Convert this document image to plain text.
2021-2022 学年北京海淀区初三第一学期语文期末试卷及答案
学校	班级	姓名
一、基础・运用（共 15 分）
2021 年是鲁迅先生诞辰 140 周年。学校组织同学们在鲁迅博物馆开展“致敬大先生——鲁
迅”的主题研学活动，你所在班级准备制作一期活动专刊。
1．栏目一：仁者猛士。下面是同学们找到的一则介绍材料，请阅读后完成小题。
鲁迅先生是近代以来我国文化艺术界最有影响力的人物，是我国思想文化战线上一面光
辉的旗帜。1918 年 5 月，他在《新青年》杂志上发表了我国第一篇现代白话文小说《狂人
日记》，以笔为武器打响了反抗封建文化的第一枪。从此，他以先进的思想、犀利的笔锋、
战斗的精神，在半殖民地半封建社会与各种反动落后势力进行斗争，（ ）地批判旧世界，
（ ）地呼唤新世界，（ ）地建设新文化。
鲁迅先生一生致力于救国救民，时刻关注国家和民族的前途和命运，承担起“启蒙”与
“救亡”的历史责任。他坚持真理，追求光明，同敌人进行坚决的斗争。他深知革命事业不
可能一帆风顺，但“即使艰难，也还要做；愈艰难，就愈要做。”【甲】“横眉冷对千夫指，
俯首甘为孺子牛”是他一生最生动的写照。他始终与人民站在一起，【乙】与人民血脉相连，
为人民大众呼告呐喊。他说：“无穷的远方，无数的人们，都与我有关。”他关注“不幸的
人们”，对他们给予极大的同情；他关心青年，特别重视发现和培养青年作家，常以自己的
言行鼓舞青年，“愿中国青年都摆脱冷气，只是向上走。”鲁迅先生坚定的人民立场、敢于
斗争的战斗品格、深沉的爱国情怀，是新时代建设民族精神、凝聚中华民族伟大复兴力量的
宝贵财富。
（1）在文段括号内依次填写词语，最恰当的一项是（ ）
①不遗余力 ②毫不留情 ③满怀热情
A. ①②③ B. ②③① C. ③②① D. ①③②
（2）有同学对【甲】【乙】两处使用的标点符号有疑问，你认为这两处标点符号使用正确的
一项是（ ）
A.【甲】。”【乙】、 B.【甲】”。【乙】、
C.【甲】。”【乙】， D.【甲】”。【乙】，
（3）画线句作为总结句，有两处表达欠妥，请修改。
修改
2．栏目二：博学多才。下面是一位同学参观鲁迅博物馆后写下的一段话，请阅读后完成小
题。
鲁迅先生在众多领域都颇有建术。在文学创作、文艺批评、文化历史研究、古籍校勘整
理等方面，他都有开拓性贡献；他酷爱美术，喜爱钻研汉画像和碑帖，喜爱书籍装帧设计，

--- DO THIS ---
Copy out the whole listing exactly; please set it all down.

--- REPLY TO THE TASK ---
Convert this document image to plain text.
2021-2022 学年北京海淀区初三第一学期语文期末试卷及答案
学校	班级	姓名
一、基础・运用（共 15 分）
2021 年是鲁迅先生诞辰 140 周年。学校组织同学们在鲁迅博物馆开展“致敬大先生——鲁
迅”的主题研学活动，你所在班级准备制作一期活动专刊。
1．栏目一：仁者猛士。下面是同学们找到的一则介绍材料，请阅读后完成小题。
鲁迅先生是近代以来我国文化艺术界最有影响力的人物，是我国思想文化战线上一面光
辉的旗帜。1918 年 5 月，他在《新青年》杂志上发表了我国第一篇现代白话文小说《狂人
日记》，以笔为武器打响了反抗封建文化的第一枪。从此，他以先进的思想、犀利的笔锋、
战斗的精神，在半殖民地半封建社会与各种反动落后势力进行斗争，（ ）地批判旧世界，
（ ）地呼唤新世界，（ ）地建设新文化。
鲁迅先生一生致力于救国救民，时刻关注国家和民族的前途和命运，承担起“启蒙”与
“救亡”的历史责任。他坚持真理，追求光明，同敌人进行坚决的斗争。他深知革命事业不
可能一帆风顺，但“即使艰难，也还要做；愈艰难，就愈要做。”【甲】“横眉冷对千夫指，
俯首甘为孺子牛”是他一生最生动的写照。他始终与人民站在一起，【乙】与人民血脉相连，
为人民大众呼告呐喊。他说：“无穷的远方，无数的人们，都与我有关。”他关注“不幸的
人们”，对他们给予极大的同情；他关心青年，特别重视发现和培养青年作家，常以自己的
言行鼓舞青年，“愿中国青年都摆脱冷气，只是向上走。”鲁迅先生坚定的人民立场、敢于
斗争的战斗品格、深沉的爱国情怀，是新时代建设民族精神、凝聚中华民族伟大复兴力量的
宝贵财富。
（1）在文段括号内依次填写词语，最恰当的一项是（ ）
①不遗余力 ②毫不留情 ③满怀热情
A. ①②③ B. ②③① C. ③②① D. ①③②
（2）有同学对【甲】【乙】两处使用的标点符号有疑问，你认为这两处标点符号使用正确的
一项是（ ）
A.【甲】。”【乙】、 B.【甲】”。【乙】、
C.【甲】。”【乙】， D.【甲】”。【乙】，
（3）画线句作为总结句，有两处表达欠妥，请修改。
修改
2．栏目二：博学多才。下面是一位同学参观鲁迅博物馆后写下的一段话，请阅读后完成小
题。
鲁迅先生在众多领域都颇有建术。在文学创作、文艺批评、文化历史研究、古籍校勘整
理等方面，他都有开拓性贡献；他酷爱美术，喜爱钻研汉画像和碑帖，喜爱书籍装帧设计，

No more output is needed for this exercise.